OCD Diagnostic Criteria: Symptoms and Duration
For a diagnosis of OCD, patients must have obsessions and/or compulsions that are time-consuming (taking more than 1 hour per day) or cause clinically significant distress or functional impairment, with no minimum duration explicitly specified in DSM-5 criteria. 1
Core Symptom Requirements
Obsessions Must Include:
- Recurrent and persistent thoughts, urges, or impulses that are experienced as intrusive and unwanted, causing marked anxiety or distress 1
- The individual attempts to ignore, suppress, or neutralize these thoughts with some other thought or action (by performing a compulsion) 1
- These are ego-dystonic—meaning they feel intrusive and unwanted, not like genuine concerns 2
Compulsions Must Include:
- Repetitive behaviors (handwashing, ordering, checking) or mental acts (praying, counting, repeating words silently) that the person feels driven to perform 1
- These behaviors are performed in response to an obsession or according to rigid rules that must be applied 1
- The behaviors aim to prevent or reduce anxiety or distress, but are not connected in a realistic way with what they're designed to neutralize, or are clearly excessive 1
Five Primary Symptom Dimensions
The factor-analytic research consistently identifies these patterns 1:
- Contamination dimension: Concerns about dirt, germs, and cleanliness with washing/cleaning compulsions 1, 2
- Harm-related dimension: Thoughts of harm to self or others with checking compulsions 1, 2
- Forbidden thoughts dimension: Intrusive aggressive, sexual, or religious obsessions with mental rituals or praying 1, 2
- Symmetry dimension: Symmetry obsessions with ordering, straightening, repeating, or counting compulsions 1, 2
- Hoarding dimension: Hoarding concerns with related compulsions (though hoarding disorder is now a separate diagnosis) 1
Time and Functional Impairment Criteria
The obsessions or compulsions must be time-consuming (taking more than 1 hour per day) OR cause clinically significant distress or impairment in social, occupational, or other important areas of functioning. 1 This is an "or" criterion—either time consumption or functional impairment qualifies, not necessarily both. In children specifically, rituals taking more than 1 hour per day signal impairment 2.

▶ _Description of the task_:
Answer these from the text on OCD diagnostic criteria:
1. How much time per day must obsessions or compulsions take to count as time-consuming?
2. Which compulsions go with the harm-related dimension?
3. Which dimension comes with a note that its disorder is now a separate diagnosis?
The records that come next are separate material and are not related to the OCD text.

▶ _Information provided_:
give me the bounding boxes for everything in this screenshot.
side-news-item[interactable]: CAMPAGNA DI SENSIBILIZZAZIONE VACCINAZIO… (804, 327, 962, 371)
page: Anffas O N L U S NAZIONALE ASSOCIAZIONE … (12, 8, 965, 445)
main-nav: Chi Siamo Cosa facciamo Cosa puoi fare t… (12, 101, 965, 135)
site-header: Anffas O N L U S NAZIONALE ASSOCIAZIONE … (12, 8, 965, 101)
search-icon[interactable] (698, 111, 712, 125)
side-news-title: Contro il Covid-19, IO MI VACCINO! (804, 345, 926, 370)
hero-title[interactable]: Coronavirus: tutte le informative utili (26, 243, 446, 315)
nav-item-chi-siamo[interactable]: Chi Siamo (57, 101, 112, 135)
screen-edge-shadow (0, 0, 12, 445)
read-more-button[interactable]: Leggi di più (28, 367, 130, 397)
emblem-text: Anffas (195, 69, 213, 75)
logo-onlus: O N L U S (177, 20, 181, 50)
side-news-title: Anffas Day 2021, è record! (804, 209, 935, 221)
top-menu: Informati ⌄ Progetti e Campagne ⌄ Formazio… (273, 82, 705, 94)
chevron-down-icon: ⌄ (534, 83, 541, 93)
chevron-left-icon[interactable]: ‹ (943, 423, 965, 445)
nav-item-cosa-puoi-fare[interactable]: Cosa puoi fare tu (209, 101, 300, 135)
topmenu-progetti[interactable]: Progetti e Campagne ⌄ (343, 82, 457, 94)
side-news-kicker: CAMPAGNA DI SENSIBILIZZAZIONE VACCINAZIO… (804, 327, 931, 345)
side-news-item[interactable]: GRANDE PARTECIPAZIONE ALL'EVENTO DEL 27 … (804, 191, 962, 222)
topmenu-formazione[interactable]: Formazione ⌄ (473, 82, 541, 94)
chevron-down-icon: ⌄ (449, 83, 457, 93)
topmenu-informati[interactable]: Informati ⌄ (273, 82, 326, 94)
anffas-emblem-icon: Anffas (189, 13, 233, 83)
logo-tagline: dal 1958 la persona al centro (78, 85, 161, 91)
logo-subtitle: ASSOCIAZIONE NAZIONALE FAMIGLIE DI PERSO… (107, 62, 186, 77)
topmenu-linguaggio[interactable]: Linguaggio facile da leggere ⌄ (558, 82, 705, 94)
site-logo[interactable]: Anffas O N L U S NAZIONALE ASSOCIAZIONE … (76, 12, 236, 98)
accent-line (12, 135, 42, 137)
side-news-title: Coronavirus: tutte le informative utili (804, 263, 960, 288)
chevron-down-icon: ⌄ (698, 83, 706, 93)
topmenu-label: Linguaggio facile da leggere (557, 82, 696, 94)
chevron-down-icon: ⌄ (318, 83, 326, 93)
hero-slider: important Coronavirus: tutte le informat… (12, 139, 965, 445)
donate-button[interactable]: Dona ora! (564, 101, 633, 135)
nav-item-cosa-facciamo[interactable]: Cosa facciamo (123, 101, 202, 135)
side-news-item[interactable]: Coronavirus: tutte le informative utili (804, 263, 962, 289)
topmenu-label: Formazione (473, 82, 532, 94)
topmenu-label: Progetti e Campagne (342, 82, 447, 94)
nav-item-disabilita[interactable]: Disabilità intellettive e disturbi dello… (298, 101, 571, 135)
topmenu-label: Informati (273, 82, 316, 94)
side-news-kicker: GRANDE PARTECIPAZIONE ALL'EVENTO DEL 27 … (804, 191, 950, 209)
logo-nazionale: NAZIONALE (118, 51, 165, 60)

▶ _Answer below_:
1. More than 1 hour per day.
2. Checking compulsions.
3. The hoarding dimension.